TASK INSTRUCTIONS >> Retype every entry word for word.

ITEMS >>
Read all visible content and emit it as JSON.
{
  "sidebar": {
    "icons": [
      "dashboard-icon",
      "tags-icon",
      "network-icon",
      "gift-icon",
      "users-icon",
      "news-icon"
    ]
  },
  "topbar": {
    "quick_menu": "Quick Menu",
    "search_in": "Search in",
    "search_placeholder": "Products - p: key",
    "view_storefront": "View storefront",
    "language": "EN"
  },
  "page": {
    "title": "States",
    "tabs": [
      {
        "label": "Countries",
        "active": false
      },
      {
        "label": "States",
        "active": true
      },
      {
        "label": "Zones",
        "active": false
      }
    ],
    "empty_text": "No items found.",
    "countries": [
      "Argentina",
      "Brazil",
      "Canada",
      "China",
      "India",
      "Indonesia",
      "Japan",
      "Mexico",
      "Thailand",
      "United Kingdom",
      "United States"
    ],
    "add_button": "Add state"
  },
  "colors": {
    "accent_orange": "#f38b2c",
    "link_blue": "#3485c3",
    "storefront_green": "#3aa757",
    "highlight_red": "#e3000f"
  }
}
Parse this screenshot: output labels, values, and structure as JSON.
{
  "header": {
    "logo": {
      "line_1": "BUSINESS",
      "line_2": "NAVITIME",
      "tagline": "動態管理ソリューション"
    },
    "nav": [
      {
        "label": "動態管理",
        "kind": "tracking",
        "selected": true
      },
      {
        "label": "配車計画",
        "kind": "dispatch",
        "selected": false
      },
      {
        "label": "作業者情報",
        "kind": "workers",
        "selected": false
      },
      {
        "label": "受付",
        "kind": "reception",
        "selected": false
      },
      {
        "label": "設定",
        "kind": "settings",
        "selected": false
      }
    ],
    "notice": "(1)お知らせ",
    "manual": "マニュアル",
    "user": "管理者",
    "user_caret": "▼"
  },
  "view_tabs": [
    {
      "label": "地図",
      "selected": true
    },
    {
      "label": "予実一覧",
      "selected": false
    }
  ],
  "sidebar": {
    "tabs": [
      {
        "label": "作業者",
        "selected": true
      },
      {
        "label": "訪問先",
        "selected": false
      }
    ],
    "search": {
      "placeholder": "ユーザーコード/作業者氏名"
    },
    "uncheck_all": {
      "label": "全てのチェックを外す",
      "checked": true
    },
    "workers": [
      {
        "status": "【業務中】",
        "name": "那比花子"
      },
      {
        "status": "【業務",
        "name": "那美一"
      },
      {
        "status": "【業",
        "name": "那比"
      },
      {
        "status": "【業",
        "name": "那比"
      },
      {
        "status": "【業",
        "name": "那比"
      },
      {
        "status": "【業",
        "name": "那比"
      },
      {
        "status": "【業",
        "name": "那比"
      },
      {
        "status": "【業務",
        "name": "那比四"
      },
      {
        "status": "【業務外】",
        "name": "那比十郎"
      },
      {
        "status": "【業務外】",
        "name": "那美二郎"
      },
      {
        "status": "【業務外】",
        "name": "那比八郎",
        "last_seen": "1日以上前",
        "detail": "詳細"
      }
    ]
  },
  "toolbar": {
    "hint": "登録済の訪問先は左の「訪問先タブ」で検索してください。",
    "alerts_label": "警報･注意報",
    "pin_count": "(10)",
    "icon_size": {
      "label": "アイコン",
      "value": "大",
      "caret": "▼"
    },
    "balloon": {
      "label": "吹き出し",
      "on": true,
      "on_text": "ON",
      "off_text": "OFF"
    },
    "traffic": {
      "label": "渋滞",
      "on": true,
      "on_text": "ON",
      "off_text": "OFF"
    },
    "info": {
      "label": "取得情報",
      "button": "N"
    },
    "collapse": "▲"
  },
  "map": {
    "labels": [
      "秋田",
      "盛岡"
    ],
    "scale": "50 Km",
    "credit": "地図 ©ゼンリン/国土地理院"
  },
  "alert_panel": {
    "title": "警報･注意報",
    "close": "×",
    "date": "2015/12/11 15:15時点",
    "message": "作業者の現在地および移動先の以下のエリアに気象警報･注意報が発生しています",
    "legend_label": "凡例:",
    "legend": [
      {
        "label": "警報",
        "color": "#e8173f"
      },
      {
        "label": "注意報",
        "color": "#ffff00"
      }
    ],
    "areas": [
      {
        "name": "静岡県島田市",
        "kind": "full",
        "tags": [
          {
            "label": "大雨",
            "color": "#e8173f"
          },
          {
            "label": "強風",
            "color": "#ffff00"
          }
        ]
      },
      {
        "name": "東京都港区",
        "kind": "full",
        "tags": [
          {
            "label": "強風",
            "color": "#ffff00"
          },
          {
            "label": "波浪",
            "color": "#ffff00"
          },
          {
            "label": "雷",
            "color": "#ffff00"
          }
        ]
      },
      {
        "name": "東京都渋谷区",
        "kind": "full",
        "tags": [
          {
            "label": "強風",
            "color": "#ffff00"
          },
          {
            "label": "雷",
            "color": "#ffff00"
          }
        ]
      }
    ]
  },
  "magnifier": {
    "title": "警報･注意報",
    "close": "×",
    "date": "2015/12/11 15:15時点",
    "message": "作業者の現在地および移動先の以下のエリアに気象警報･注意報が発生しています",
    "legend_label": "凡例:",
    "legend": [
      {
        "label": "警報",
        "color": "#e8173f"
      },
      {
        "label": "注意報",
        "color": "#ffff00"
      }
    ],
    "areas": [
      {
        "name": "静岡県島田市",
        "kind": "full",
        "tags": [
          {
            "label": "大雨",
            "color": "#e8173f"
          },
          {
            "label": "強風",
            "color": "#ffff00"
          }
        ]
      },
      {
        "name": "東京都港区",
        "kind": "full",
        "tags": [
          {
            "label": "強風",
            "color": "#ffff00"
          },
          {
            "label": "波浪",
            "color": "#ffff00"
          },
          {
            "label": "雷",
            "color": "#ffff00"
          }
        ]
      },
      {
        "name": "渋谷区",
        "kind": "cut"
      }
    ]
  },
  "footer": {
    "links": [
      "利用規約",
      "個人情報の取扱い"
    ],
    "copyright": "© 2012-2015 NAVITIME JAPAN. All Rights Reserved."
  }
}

EXERCISE ANSWER >>
Read all visible content and emit it as JSON.
{
  "sidebar": {
    "icons": [
      "dashboard-icon",
      "tags-icon",
      "network-icon",
      "gift-icon",
      "users-icon",
      "news-icon"
    ]
  },
  "topbar": {
    "quick_menu": "Quick Menu",
    "search_in": "Search in",
    "search_placeholder": "Products - p: key",
    "view_storefront": "View storefront",
    "language": "EN"
  },
  "page": {
    "title": "States",
    "tabs": [
      {
        "label": "Countries",
        "active": false
      },
      {
        "label": "States",
        "active": true
      },
      {
        "label": "Zones",
        "active": false
      }
    ],
    "empty_text": "No items found.",
    "countries": [
      "Argentina",
      "Brazil",
      "Canada",
      "China",
      "India",
      "Indonesia",
      "Japan",
      "Mexico",
      "Thailand",
      "United Kingdom",
      "United States"
    ],
    "add_button": "Add state"
  },
  "colors": {
    "accent_orange": "#f38b2c",
    "link_blue": "#3485c3",
    "storefront_green": "#3aa757",
    "highlight_red": "#e3000f"
  }
}
Parse this screenshot: output labels, values, and structure as JSON.
{
  "header": {
    "logo": {
      "line_1": "BUSINESS",
      "line_2": "NAVITIME",
      "tagline": "動態管理ソリューション"
    },
    "nav": [
      {
        "label": "動態管理",
        "kind": "tracking",
        "selected": true
      },
      {
        "label": "配車計画",
        "kind": "dispatch",
        "selected": false
      },
      {
        "label": "作業者情報",
        "kind": "workers",
        "selected": false
      },
      {
        "label": "受付",
        "kind": "reception",
        "selected": false
      },
      {
        "label": "設定",
        "kind": "settings",
        "selected": false
      }
    ],
    "notice": "(1)お知らせ",
    "manual": "マニュアル",
    "user": "管理者",
    "user_caret": "▼"
  },
  "view_tabs": [
    {
      "label": "地図",
      "selected": true
    },
    {
      "label": "予実一覧",
      "selected": false
    }
  ],
  "sidebar": {
    "tabs": [
      {
        "label": "作業者",
        "selected": true
      },
      {
        "label": "訪問先",
        "selected": false
      }
    ],
    "search": {
      "placeholder": "ユーザーコード/作業者氏名"
    },
    "uncheck_all": {
      "label": "全てのチェックを外す",
      "checked": true
    },
    "workers": [
      {
        "status": "【業務中】",
        "name": "那比花子"
      },
      {
        "status": "【業務",
        "name": "那美一"
      },
      {
        "status": "【業",
        "name": "那比"
      },
      {
        "status": "【業",
        "name": "那比"
      },
      {
        "status": "【業",
        "name": "那比"
      },
      {
        "status": "【業",
        "name": "那比"
      },
      {
        "status": "【業",
        "name": "那比"
      },
      {
        "status": "【業務",
        "name": "那比四"
      },
      {
        "status": "【業務外】",
        "name": "那比十郎"
      },
      {
        "status": "【業務外】",
        "name": "那美二郎"
      },
      {
        "status": "【業務外】",
        "name": "那比八郎",
        "last_seen": "1日以上前",
        "detail": "詳細"
      }
    ]
  },
  "toolbar": {
    "hint": "登録済の訪問先は左の「訪問先タブ」で検索してください。",
    "alerts_label": "警報･注意報",
    "pin_count": "(10)",
    "icon_size": {
      "label": "アイコン",
      "value": "大",
      "caret": "▼"
    },
    "balloon": {
      "label": "吹き出し",
      "on": true,
      "on_text": "ON",
      "off_text": "OFF"
    },
    "traffic": {
      "label": "渋滞",
      "on": true,
      "on_text": "ON",
      "off_text": "OFF"
    },
    "info": {
      "label": "取得情報",
      "button": "N"
    },
    "collapse": "▲"
  },
  "map": {
    "labels": [
      "秋田",
      "盛岡"
    ],
    "scale": "50 Km",
    "credit": "地図 ©ゼンリン/国土地理院"
  },
  "alert_panel": {
    "title": "警報･注意報",
    "close": "×",
    "date": "2015/12/11 15:15時点",
    "message": "作業者の現在地および移動先の以下のエリアに気象警報･注意報が発生しています",
    "legend_label": "凡例:",
    "legend": [
      {
        "label": "警報",
        "color": "#e8173f"
      },
      {
        "label": "注意報",
        "color": "#ffff00"
      }
    ],
    "areas": [
      {
        "name": "静岡県島田市",
        "kind": "full",
        "tags": [
          {
            "label": "大雨",
            "color": "#e8173f"
          },
          {
            "label": "強風",
            "color": "#ffff00"
          }
        ]
      },
      {
        "name": "東京都港区",
        "kind": "full",
        "tags": [
          {
            "label": "強風",
            "color": "#ffff00"
          },
          {
            "label": "波浪",
            "color": "#ffff00"
          },
          {
            "label": "雷",
            "color": "#ffff00"
          }
        ]
      },
      {
        "name": "東京都渋谷区",
        "kind": "full",
        "tags": [
          {
            "label": "強風",
            "color": "#ffff00"
          },
          {
            "label": "雷",
            "color": "#ffff00"
          }
        ]
      }
    ]
  },
  "magnifier": {
    "title": "警報･注意報",
    "close": "×",
    "date": "2015/12/11 15:15時点",
    "message": "作業者の現在地および移動先の以下のエリアに気象警報･注意報が発生しています",
    "legend_label": "凡例:",
    "legend": [
      {
        "label": "警報",
        "color": "#e8173f"
      },
      {
        "label": "注意報",
        "color": "#ffff00"
      }
    ],
    "areas": [
      {
        "name": "静岡県島田市",
        "kind": "full",
        "tags": [
          {
            "label": "大雨",
            "color": "#e8173f"
          },
          {
            "label": "強風",
            "color": "#ffff00"
          }
        ]
      },
      {
        "name": "東京都港区",
        "kind": "full",
        "tags": [
          {
            "label": "強風",
            "color": "#ffff00"
          },
          {
            "label": "波浪",
            "color": "#ffff00"
          },
          {
            "label": "雷",
            "color": "#ffff00"
          }
        ]
      },
      {
        "name": "渋谷区",
        "kind": "cut"
      }
    ]
  },
  "footer": {
    "links": [
      "利用規約",
      "個人情報の取扱い"
    ],
    "copyright": "© 2012-2015 NAVITIME JAPAN. All Rights Reserved."
  }
}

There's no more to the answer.